> _Set exercise_:
Go through the data below and copy it exactly, skipping every picture.

[Figure content listings]

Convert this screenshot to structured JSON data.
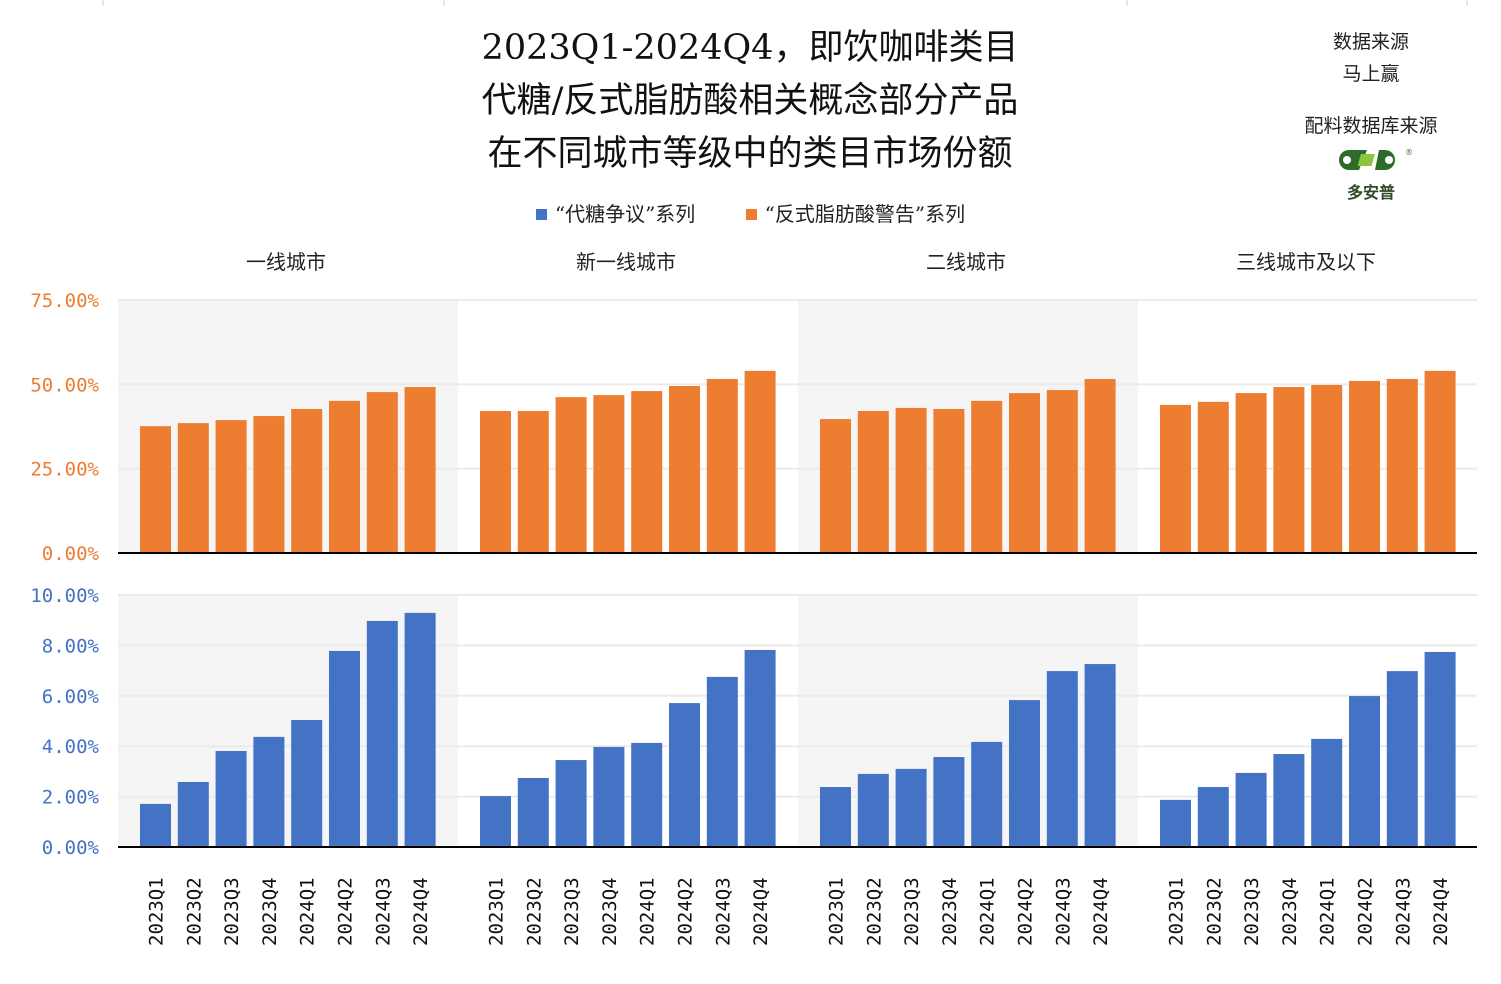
{
  "title": {
    "line1": "2023Q1-2024Q4，即饮咖啡类目",
    "line2": "代糖/反式脂肪酸相关概念部分产品",
    "line3": "在不同城市等级中的类目市场份额"
  },
  "source": {
    "data_label": "数据来源",
    "data_name": "马上赢",
    "db_label": "配料数据库来源",
    "logo_text": "多安普"
  },
  "colors": {
    "blue": "#4472c4",
    "orange": "#ed7d31",
    "panel_gray": "#f5f5f5"
  },
  "chart_data": {
    "type": "bar",
    "x": [
      "2023Q1",
      "2023Q2",
      "2023Q3",
      "2023Q4",
      "2024Q1",
      "2024Q2",
      "2024Q3",
      "2024Q4"
    ],
    "legend": [
      "“代糖争议”系列",
      "“反式脂肪酸警告”系列"
    ],
    "legend_placement": "top-center",
    "panels": [
      "一线城市",
      "新一线城市",
      "二线城市",
      "三线城市及以下"
    ],
    "top": {
      "series_name": "“反式脂肪酸警告”系列",
      "ylim": [
        0,
        75
      ],
      "ticks": [
        "0.00%",
        "25.00%",
        "50.00%",
        "75.00%"
      ],
      "tick_values": [
        0,
        25,
        50,
        75
      ],
      "values": [
        [
          37.6,
          38.5,
          39.4,
          40.6,
          42.7,
          45.1,
          47.7,
          49.2
        ],
        [
          42.1,
          42.1,
          46.2,
          46.8,
          48.0,
          49.5,
          51.6,
          54.0
        ],
        [
          39.7,
          42.1,
          43.0,
          42.7,
          45.1,
          47.4,
          48.3,
          51.6
        ],
        [
          43.9,
          44.8,
          47.4,
          49.2,
          49.8,
          51.0,
          51.6,
          54.0
        ]
      ]
    },
    "bottom": {
      "series_name": "“代糖争议”系列",
      "ylim": [
        0,
        10
      ],
      "ticks": [
        "0.00%",
        "2.00%",
        "4.00%",
        "6.00%",
        "8.00%",
        "10.00%"
      ],
      "tick_values": [
        0,
        2,
        4,
        6,
        8,
        10
      ],
      "values": [
        [
          1.71,
          2.58,
          3.81,
          4.37,
          5.04,
          7.78,
          8.97,
          9.29
        ],
        [
          2.02,
          2.74,
          3.45,
          3.97,
          4.13,
          5.71,
          6.75,
          7.82
        ],
        [
          2.38,
          2.9,
          3.1,
          3.57,
          4.17,
          5.83,
          6.98,
          7.26
        ],
        [
          1.87,
          2.38,
          2.94,
          3.69,
          4.29,
          5.99,
          6.98,
          7.74
        ]
      ]
    },
    "grid": true
  }
}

> _Worked answer_:
Convert this screenshot to structured JSON data.
{
  "title": {
    "line1": "2023Q1-2024Q4，即饮咖啡类目",
    "line2": "代糖/反式脂肪酸相关概念部分产品",
    "line3": "在不同城市等级中的类目市场份额"
  },
  "source": {
    "data_label": "数据来源",
    "data_name": "马上赢",
    "db_label": "配料数据库来源",
    "logo_text": "多安普"
  },
  "colors": {
    "blue": "#4472c4",
    "orange": "#ed7d31",
    "panel_gray": "#f5f5f5"
  },
  "chart_data": {
    "type": "bar",
    "x": [
      "2023Q1",
      "2023Q2",
      "2023Q3",
      "2023Q4",
      "2024Q1",
      "2024Q2",
      "2024Q3",
      "2024Q4"
    ],
    "legend": [
      "“代糖争议”系列",
      "“反式脂肪酸警告”系列"
    ],
    "legend_placement": "top-center",
    "panels": [
      "一线城市",
      "新一线城市",
      "二线城市",
      "三线城市及以下"
    ],
    "top": {
      "series_name": "“反式脂肪酸警告”系列",
      "ylim": [
        0,
        75
      ],
      "ticks": [
        "0.00%",
        "25.00%",
        "50.00%",
        "75.00%"
      ],
      "tick_values": [
        0,
        25,
        50,
        75
      ],
      "values": [
        [
          37.6,
          38.5,
          39.4,
          40.6,
          42.7,
          45.1,
          47.7,
          49.2
        ],
        [
          42.1,
          42.1,
          46.2,
          46.8,
          48.0,
          49.5,
          51.6,
          54.0
        ],
        [
          39.7,
          42.1,
          43.0,
          42.7,
          45.1,
          47.4,
          48.3,
          51.6
        ],
        [
          43.9,
          44.8,
          47.4,
          49.2,
          49.8,
          51.0,
          51.6,
          54.0
        ]
      ]
    },
    "bottom": {
      "series_name": "“代糖争议”系列",
      "ylim": [
        0,
        10
      ],
      "ticks": [
        "0.00%",
        "2.00%",
        "4.00%",
        "6.00%",
        "8.00%",
        "10.00%"
      ],
      "tick_values": [
        0,
        2,
        4,
        6,
        8,
        10
      ],
      "values": [
        [
          1.71,
          2.58,
          3.81,
          4.37,
          5.04,
          7.78,
          8.97,
          9.29
        ],
        [
          2.02,
          2.74,
          3.45,
          3.97,
          4.13,
          5.71,
          6.75,
          7.82
        ],
        [
          2.38,
          2.9,
          3.1,
          3.57,
          4.17,
          5.83,
          6.98,
          7.26
        ],
        [
          1.87,
          2.38,
          2.94,
          3.69,
          4.29,
          5.99,
          6.98,
          7.74
        ]
      ]
    },
    "grid": true
  }
}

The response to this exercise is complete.